◆ **What you need to do**: Can you quote the records below in full, word for word?

Data records

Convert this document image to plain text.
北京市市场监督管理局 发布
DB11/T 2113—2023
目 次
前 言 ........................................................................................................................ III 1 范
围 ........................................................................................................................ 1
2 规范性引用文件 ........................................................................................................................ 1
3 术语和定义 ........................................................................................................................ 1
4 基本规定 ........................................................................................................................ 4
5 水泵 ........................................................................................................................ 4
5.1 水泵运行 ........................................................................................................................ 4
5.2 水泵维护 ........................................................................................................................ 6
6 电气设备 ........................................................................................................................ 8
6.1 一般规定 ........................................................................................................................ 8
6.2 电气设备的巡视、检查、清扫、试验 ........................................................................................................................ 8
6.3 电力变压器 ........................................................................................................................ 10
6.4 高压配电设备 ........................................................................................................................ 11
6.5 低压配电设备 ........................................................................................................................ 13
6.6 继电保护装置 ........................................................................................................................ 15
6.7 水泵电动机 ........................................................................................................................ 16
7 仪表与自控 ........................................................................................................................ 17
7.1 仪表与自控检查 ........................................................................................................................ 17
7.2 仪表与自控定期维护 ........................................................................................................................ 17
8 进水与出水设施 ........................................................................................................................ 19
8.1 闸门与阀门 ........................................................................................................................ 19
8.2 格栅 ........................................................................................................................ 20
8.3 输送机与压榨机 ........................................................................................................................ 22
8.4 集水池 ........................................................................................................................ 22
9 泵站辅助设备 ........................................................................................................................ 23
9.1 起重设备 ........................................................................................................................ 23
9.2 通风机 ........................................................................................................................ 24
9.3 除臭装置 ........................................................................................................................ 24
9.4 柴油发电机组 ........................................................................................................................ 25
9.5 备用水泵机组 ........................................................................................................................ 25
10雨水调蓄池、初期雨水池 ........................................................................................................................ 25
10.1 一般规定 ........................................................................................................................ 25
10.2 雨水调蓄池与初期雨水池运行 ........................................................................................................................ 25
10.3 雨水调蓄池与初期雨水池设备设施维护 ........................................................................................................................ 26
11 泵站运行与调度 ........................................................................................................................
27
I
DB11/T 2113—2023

◆ **Result for this exercise**:
Convert this document image to plain text.
北京市市场监督管理局 发布
DB11/T 2113—2023
目 次
前 言 ........................................................................................................................ III 1 范
围 ........................................................................................................................ 1
2 规范性引用文件 ........................................................................................................................ 1
3 术语和定义 ........................................................................................................................ 1
4 基本规定 ........................................................................................................................ 4
5 水泵 ........................................................................................................................ 4
5.1 水泵运行 ........................................................................................................................ 4
5.2 水泵维护 ........................................................................................................................ 6
6 电气设备 ........................................................................................................................ 8
6.1 一般规定 ........................................................................................................................ 8
6.2 电气设备的巡视、检查、清扫、试验 ........................................................................................................................ 8
6.3 电力变压器 ........................................................................................................................ 10
6.4 高压配电设备 ........................................................................................................................ 11
6.5 低压配电设备 ........................................................................................................................ 13
6.6 继电保护装置 ........................................................................................................................ 15
6.7 水泵电动机 ........................................................................................................................ 16
7 仪表与自控 ........................................................................................................................ 17
7.1 仪表与自控检查 ........................................................................................................................ 17
7.2 仪表与自控定期维护 ........................................................................................................................ 17
8 进水与出水设施 ........................................................................................................................ 19
8.1 闸门与阀门 ........................................................................................................................ 19
8.2 格栅 ........................................................................................................................ 20
8.3 输送机与压榨机 ........................................................................................................................ 22
8.4 集水池 ........................................................................................................................ 22
9 泵站辅助设备 ........................................................................................................................ 23
9.1 起重设备 ........................................................................................................................ 23
9.2 通风机 ........................................................................................................................ 24
9.3 除臭装置 ........................................................................................................................ 24
9.4 柴油发电机组 ........................................................................................................................ 25
9.5 备用水泵机组 ........................................................................................................................ 25
10雨水调蓄池、初期雨水池 ........................................................................................................................ 25
10.1 一般规定 ........................................................................................................................ 25
10.2 雨水调蓄池与初期雨水池运行 ........................................................................................................................ 25
10.3 雨水调蓄池与初期雨水池设备设施维护 ........................................................................................................................ 26
11 泵站运行与调度 ........................................................................................................................
27
I
DB11/T 2113—2023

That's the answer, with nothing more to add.